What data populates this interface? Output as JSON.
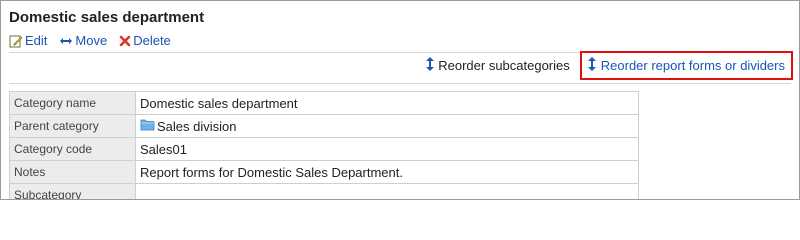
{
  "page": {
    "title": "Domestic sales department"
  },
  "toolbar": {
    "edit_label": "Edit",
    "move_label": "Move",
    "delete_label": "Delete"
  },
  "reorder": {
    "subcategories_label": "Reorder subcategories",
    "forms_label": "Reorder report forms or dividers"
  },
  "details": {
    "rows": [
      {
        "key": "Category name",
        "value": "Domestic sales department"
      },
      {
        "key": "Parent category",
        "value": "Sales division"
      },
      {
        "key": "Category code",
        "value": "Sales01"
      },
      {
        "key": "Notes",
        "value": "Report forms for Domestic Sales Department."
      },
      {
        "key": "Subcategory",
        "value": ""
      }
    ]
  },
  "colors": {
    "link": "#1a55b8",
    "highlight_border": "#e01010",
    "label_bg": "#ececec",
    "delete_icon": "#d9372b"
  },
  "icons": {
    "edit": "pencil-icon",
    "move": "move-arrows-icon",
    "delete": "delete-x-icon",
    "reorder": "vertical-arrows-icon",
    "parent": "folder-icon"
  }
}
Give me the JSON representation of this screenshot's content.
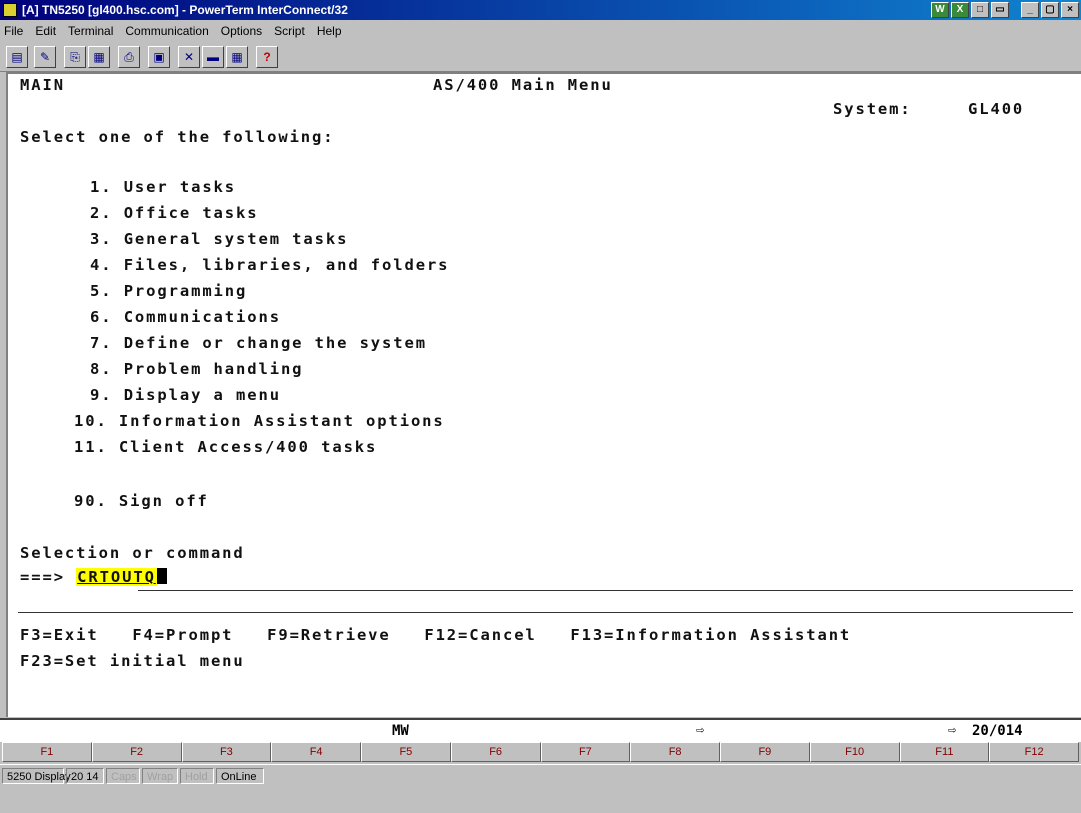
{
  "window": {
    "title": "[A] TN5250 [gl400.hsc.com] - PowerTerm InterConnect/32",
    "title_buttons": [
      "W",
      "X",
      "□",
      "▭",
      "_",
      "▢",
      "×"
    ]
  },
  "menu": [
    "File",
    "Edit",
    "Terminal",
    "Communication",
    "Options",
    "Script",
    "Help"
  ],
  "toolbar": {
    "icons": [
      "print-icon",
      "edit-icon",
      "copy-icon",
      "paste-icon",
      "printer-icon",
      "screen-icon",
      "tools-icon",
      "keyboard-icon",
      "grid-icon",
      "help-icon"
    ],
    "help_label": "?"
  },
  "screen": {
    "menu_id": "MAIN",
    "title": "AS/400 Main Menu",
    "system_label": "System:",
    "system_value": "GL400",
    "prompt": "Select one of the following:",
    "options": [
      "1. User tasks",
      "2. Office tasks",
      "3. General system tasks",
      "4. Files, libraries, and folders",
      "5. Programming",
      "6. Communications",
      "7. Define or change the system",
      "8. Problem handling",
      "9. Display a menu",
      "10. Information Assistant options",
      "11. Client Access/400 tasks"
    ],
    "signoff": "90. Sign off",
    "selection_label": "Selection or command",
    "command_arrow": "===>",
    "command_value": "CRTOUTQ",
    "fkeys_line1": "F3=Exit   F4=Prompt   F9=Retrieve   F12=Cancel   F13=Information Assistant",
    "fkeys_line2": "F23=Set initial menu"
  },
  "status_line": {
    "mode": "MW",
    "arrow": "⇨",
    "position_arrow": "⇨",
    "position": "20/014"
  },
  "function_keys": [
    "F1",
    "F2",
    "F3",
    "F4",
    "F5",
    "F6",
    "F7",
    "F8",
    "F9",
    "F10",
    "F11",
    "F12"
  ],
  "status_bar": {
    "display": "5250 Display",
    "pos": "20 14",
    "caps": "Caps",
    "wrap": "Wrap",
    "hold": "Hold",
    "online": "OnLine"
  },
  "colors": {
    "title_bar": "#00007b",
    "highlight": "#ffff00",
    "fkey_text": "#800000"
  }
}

■ ■ ■ ■ ■ ■ ■

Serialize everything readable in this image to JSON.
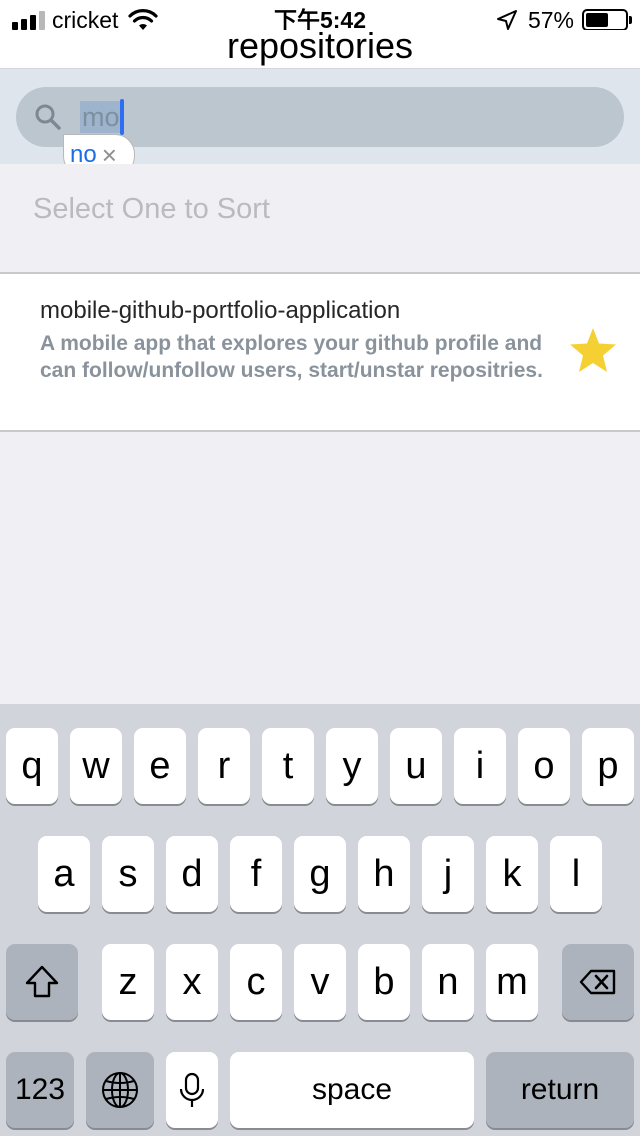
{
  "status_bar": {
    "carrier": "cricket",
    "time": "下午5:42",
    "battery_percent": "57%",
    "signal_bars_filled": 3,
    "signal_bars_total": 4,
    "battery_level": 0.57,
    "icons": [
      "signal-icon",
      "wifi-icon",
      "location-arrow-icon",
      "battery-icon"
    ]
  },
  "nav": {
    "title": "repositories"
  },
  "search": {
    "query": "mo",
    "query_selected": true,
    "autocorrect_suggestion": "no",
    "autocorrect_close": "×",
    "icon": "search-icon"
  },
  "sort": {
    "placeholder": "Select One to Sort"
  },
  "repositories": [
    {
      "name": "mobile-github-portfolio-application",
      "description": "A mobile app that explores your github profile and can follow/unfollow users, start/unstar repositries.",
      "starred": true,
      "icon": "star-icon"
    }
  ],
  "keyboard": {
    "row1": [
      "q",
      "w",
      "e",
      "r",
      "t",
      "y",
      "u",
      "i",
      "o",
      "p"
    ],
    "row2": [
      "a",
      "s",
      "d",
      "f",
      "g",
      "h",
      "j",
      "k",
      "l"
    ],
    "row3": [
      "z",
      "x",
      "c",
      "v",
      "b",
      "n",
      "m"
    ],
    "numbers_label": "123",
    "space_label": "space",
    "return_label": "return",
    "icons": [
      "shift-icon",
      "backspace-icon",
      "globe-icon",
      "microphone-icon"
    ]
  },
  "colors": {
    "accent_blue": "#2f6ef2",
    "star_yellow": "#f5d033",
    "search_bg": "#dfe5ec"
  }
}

■ ■ ■ ■ ■ ■ ■

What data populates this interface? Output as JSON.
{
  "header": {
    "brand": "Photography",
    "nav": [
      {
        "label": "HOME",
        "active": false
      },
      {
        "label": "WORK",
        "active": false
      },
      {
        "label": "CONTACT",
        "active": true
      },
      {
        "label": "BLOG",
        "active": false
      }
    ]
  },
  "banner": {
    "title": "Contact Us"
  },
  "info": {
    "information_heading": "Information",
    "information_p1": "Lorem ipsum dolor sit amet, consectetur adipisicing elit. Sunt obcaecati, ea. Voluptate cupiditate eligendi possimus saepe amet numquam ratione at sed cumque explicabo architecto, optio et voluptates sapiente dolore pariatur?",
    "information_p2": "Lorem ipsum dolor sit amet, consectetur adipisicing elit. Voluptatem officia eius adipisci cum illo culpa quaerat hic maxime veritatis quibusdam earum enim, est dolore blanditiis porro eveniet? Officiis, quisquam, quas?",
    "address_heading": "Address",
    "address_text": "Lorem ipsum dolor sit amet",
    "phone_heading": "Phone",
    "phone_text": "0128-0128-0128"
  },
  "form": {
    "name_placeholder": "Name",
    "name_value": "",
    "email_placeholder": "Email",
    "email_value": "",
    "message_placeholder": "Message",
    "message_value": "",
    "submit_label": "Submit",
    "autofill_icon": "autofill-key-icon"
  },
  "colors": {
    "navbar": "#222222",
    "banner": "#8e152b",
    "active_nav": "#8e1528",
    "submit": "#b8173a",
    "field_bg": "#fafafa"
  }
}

■ ■ ■ ■ ■ ■ ■

▶ WORK TO COMPLETE: Going through the entries above, report how many lines include the string "adipisicing". The number alone is the answer.

▶ TASK ANSWER: 2